The Fine Line Between Adoption & Trafficking: Ashley Mitchell on the Paul Peterson Case

Birth mom and advocate Ashley Mitchell breaks down the case and talks about our responsibility to prevent coercion in adoption.

If you are horrified by the Paul Peterson case (details below), if you’ve ever wondered what happens in “adoption-friendly states,” if you care about ethics in adoption, you must tune in to Ashley Mitchell’s recent talk via Instagram TV.

Case Background

Paul Peterson is an elected official in Arizona who:

  • brought pregnant women from The Marshall Islands to the US (he pleaded guilty last week to human smuggling in Arkansas);
  • got them on Medicaid (he pleaded guilty last week to fraud in Arizona);
  • put them up in housing he owned (and adopting parents paid for through their fees to facilitators);
  • arranged for them to give birth in Utah, an adoption-friendly state in which a mother can sign away her rights as early as 24 hours after birth;
  • paid the mothers after they relinquished rights to their babies;
  • sent them home, and promised the mothers they would get their child back at age 18.

Last fall, news broke that Paul D Peterson had been arrested and was soon indicted in three states — AZ, AR, and UT. Last week he pleaded guilty to various charges around his 3-state scheme.

**Bounding box prediction data:**
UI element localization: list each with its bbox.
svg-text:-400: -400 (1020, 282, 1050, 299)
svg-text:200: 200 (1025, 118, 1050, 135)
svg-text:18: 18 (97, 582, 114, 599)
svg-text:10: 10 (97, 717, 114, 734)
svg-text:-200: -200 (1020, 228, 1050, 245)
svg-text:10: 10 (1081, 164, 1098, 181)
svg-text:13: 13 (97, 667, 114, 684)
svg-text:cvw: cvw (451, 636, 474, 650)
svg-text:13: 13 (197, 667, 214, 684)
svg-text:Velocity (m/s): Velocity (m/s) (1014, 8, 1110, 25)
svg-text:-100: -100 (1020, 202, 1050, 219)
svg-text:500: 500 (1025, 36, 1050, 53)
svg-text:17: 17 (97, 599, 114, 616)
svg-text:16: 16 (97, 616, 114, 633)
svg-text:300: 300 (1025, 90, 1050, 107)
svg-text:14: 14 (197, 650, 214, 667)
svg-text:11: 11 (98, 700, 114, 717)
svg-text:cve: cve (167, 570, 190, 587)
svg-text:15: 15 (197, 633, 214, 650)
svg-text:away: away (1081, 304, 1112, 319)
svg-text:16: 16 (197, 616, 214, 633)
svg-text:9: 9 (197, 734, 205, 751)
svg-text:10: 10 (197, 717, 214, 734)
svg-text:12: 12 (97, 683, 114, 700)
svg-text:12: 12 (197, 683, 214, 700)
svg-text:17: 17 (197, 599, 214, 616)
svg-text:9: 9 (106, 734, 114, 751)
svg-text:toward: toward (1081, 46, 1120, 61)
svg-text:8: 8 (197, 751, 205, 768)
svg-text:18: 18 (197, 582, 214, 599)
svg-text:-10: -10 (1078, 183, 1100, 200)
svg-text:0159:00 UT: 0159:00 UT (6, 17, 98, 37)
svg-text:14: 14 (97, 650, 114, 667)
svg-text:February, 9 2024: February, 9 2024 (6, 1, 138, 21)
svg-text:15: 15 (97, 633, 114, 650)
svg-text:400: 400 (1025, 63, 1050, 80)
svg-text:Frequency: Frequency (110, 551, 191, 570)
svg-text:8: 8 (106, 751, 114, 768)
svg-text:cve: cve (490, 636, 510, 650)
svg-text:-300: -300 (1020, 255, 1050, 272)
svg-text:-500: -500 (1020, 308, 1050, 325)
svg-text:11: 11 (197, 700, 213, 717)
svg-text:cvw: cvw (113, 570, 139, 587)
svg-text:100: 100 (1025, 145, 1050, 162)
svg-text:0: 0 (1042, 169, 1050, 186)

**PROBLEMS TO WORK ON:**
(a) Answer from the Paul Peterson adoption article:
(i) On what platform did Ashley Mitchell give her talk?
(ii) How soon after birth can a mother in Utah sign away her rights?
(iii) In which state did Peterson plead guilty to human smuggling?
(b) Proceed with the article on the Paul Peterson adoption case, picking up after its last sentence.

**ANSWERS TO THE PROBLEMS:**
(a)
(i) Instagram TV
(ii) As early as 24 hours after birth
(iii) Arkansas

(b)
Thanks to mission work in his youth, Paul Peterson spoke Marshallese, while most of the women likely did not speak English. There was a striking power differential between Paul Peterson and the women he had separated from their support systems, their home base, and their passports.

Ashley Mitchell’s Insider Information & How to Help the Victims of Paul Peterson

Ashley (BigToughGirl.com) has interviewed many of the affected people who were working with adoption facilitators connected with Paul Peterson. In her talk on Instagram she fills us in about the details of the scheme and its effects. She takes the elements of human trafficking and overlays them with tactics used by unethical adoption professionals. Ashley talks about the responsibility all adoptive parents have — whether their adoptions were handled ethically or not. She mentions what her new nonprofit, Lifetime Healing Foundation, is going to do to help the affected mothers.

Going Forward

Imagine a more ethical Adoption World in which the first place a woman in an unplanned pregnancy reaches out to is a healthcare professional rather than an adoption professional.

What would happen if the choice to parent or place were no longer in the hands of internet-savvy adoption predators*? And was instead in the realm of health care professionals? Hospitals and clinics, specifically those trained by the Family to Family Support Network (FFSN, an organization I both work for and donate to), are in a better position to educate a mom on her parenting resources and options in an unbiased way and protect her voice and choice throughout her pregnancy and delivery.

It’s imperative that the first point of contact regarding parenting or placing be with an entity that has no vested interest in the outcome of the mom’s decision. FFSN-trained hospitals have such protocol written into hospital policy.

Know how Paul Peterson finally got caught after years of trafficking mothers and babies? Nurses!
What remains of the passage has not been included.